Each line that contains the string "text" counts once; report how many such lines appear in the data, as a number only.

::::::::

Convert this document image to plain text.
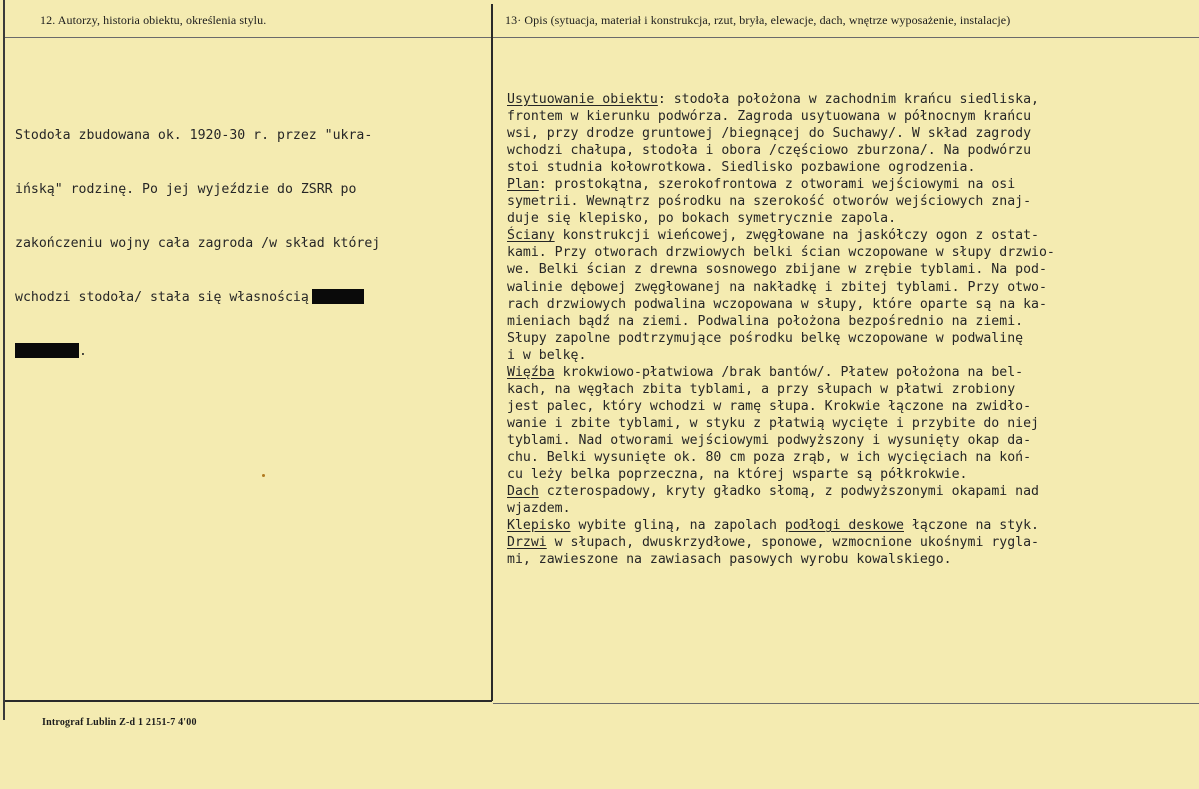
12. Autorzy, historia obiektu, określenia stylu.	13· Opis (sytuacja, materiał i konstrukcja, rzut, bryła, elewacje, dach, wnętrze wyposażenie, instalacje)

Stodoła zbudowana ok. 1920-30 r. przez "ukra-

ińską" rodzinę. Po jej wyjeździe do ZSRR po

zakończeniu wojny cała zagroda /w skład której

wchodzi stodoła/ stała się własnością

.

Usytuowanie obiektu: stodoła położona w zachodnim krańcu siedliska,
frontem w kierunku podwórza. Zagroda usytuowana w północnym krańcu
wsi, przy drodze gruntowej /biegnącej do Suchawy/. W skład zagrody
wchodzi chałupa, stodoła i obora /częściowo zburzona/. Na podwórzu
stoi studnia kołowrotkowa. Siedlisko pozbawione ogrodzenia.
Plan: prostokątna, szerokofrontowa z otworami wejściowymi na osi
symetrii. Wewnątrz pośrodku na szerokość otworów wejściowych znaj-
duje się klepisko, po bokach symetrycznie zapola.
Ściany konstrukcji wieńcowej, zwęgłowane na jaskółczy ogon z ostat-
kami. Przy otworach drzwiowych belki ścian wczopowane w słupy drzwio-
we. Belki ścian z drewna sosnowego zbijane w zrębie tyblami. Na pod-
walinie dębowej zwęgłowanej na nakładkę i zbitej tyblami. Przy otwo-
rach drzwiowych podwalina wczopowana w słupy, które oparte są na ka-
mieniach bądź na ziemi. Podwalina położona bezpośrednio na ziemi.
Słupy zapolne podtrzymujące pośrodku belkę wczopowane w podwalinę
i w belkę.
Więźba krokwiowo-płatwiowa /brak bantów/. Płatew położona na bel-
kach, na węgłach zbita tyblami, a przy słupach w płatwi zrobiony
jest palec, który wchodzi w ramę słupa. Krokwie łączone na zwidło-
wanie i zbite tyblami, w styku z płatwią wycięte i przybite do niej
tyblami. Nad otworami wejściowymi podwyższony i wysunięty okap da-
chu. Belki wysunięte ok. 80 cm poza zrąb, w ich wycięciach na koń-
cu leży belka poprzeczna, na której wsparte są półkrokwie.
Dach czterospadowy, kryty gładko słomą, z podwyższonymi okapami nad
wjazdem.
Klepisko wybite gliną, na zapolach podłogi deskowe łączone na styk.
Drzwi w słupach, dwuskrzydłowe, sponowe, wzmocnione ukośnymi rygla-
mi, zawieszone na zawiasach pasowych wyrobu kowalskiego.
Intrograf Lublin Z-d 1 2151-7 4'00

::::::::

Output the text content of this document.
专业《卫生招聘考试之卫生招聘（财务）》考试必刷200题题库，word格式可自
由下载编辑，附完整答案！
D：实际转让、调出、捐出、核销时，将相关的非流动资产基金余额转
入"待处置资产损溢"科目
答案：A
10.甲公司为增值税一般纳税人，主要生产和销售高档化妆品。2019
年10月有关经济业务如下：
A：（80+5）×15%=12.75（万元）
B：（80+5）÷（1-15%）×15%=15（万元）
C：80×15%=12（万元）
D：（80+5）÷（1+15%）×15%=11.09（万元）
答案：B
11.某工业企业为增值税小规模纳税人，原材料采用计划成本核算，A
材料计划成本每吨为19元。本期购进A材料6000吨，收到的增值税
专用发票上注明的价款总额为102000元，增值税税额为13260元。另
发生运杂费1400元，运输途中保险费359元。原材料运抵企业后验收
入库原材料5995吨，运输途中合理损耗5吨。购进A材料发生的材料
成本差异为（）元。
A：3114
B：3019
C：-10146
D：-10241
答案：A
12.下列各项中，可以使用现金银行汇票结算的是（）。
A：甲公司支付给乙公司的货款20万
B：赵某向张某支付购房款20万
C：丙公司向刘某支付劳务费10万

::::::::

Task solution
2